▸ Work to be completed: Check each line below for the word "JSON", and copy those that have it.

== Data supplied

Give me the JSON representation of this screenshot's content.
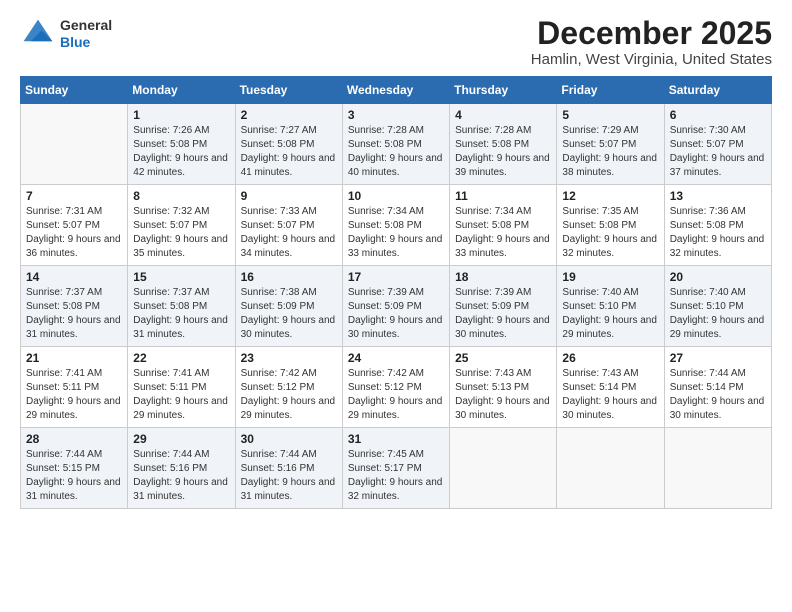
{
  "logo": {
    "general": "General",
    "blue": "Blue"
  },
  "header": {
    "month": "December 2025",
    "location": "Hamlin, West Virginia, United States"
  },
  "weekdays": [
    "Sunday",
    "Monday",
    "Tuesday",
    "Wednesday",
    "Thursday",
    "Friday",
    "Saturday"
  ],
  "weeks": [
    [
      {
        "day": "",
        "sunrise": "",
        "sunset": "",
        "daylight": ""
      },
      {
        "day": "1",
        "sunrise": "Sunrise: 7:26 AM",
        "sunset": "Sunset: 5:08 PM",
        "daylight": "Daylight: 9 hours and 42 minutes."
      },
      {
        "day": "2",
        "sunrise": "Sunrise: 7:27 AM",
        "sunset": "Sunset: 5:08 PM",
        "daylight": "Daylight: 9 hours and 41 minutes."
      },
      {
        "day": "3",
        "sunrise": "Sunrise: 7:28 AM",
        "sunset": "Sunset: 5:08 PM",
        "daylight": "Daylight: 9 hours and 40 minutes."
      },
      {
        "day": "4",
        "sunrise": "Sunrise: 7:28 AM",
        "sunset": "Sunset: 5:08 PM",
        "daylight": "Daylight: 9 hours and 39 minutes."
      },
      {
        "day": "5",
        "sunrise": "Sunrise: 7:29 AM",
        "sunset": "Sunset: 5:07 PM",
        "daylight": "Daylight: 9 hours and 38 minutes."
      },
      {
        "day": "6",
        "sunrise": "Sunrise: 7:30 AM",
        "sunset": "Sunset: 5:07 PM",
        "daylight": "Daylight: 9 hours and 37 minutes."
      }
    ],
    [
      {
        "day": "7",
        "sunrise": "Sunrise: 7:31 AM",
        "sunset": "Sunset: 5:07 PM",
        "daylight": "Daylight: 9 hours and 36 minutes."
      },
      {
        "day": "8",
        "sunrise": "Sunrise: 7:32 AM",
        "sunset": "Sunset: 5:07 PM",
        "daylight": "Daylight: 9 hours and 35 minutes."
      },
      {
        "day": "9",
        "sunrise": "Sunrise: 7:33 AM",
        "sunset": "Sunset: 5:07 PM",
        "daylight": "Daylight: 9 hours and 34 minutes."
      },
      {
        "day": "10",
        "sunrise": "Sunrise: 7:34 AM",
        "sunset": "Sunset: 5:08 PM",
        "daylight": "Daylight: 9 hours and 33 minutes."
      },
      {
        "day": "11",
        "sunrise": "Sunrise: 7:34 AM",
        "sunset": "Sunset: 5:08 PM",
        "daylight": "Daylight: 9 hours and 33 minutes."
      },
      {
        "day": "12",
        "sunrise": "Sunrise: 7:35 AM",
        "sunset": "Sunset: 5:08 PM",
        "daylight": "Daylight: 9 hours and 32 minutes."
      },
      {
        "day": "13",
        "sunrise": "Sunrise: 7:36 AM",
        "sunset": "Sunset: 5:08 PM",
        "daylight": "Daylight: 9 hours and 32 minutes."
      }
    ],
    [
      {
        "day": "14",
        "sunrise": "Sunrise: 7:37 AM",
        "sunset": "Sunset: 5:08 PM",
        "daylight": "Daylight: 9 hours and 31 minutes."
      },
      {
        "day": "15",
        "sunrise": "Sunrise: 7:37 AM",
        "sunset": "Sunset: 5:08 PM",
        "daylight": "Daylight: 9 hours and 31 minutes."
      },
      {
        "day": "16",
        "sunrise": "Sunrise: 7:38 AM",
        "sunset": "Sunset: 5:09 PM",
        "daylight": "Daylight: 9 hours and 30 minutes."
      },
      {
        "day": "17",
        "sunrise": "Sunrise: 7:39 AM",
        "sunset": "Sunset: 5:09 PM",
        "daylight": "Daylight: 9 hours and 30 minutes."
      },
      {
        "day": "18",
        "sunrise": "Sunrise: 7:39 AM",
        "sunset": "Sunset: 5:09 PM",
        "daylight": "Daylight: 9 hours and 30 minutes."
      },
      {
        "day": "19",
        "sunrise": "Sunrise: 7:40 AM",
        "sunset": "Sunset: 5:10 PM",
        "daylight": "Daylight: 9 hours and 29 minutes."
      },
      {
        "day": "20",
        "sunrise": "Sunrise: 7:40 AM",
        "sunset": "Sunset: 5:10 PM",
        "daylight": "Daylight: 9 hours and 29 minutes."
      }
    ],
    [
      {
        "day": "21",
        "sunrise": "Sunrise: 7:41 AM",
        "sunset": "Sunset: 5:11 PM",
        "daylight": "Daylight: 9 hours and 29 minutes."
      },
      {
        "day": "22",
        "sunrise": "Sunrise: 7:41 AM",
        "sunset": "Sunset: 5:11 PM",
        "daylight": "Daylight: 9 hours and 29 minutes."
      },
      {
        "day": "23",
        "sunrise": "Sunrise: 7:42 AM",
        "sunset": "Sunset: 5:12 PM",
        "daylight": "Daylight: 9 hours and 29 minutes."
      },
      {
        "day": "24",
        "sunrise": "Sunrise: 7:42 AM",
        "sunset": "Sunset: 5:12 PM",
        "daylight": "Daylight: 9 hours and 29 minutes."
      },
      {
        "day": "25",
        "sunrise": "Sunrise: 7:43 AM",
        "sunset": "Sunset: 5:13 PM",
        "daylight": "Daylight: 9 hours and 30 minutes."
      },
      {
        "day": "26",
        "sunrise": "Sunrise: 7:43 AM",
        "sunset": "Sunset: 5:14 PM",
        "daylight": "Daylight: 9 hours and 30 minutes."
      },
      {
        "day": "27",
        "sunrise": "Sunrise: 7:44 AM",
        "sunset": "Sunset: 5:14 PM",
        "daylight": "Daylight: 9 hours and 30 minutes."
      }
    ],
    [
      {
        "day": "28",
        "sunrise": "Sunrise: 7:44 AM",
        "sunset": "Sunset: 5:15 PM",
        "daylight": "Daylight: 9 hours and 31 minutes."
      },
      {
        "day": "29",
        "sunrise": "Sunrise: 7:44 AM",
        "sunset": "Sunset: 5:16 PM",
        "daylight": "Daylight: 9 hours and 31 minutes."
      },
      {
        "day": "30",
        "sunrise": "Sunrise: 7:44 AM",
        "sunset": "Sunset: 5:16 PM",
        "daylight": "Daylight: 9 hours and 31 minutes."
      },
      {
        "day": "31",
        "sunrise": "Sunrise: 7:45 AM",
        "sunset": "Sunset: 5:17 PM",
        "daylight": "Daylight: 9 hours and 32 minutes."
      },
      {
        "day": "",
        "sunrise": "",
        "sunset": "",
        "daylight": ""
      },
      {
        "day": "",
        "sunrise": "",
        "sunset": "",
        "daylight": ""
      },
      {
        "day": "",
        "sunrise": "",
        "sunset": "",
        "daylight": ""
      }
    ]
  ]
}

====
== Data supplied

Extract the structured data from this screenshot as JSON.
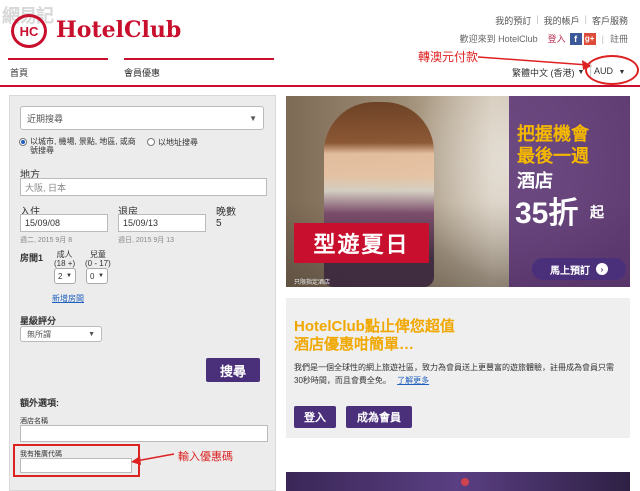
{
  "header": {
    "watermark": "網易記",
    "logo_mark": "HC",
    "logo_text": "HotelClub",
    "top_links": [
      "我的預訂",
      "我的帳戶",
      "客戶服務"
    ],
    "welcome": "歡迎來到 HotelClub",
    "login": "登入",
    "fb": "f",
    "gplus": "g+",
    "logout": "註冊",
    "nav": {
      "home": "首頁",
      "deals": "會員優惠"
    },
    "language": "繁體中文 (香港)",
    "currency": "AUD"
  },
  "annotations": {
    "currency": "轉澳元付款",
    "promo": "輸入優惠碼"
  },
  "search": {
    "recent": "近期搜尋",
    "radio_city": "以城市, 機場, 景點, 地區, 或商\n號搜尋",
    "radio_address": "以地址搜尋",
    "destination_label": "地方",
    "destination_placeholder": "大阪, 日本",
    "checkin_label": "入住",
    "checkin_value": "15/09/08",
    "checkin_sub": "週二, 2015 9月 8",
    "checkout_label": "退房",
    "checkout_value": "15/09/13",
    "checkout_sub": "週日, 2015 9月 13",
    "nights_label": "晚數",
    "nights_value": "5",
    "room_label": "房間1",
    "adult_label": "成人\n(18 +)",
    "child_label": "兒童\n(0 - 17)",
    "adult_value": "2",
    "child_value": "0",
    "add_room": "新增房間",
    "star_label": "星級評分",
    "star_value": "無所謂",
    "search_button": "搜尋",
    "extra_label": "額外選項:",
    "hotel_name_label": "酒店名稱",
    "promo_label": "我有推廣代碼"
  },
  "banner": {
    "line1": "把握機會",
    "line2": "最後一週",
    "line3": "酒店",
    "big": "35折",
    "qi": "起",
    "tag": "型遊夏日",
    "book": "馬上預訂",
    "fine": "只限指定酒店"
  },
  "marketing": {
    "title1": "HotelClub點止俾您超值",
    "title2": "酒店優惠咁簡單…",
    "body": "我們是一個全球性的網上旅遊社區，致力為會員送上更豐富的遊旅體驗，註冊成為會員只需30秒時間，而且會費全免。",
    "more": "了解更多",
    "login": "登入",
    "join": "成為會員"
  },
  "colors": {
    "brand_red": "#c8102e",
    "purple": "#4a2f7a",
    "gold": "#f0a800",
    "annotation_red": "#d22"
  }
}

====

▸ Task answer:
Give me the JSON representation of this screenshot's content.
Extract the structured data from this screenshot as JSON.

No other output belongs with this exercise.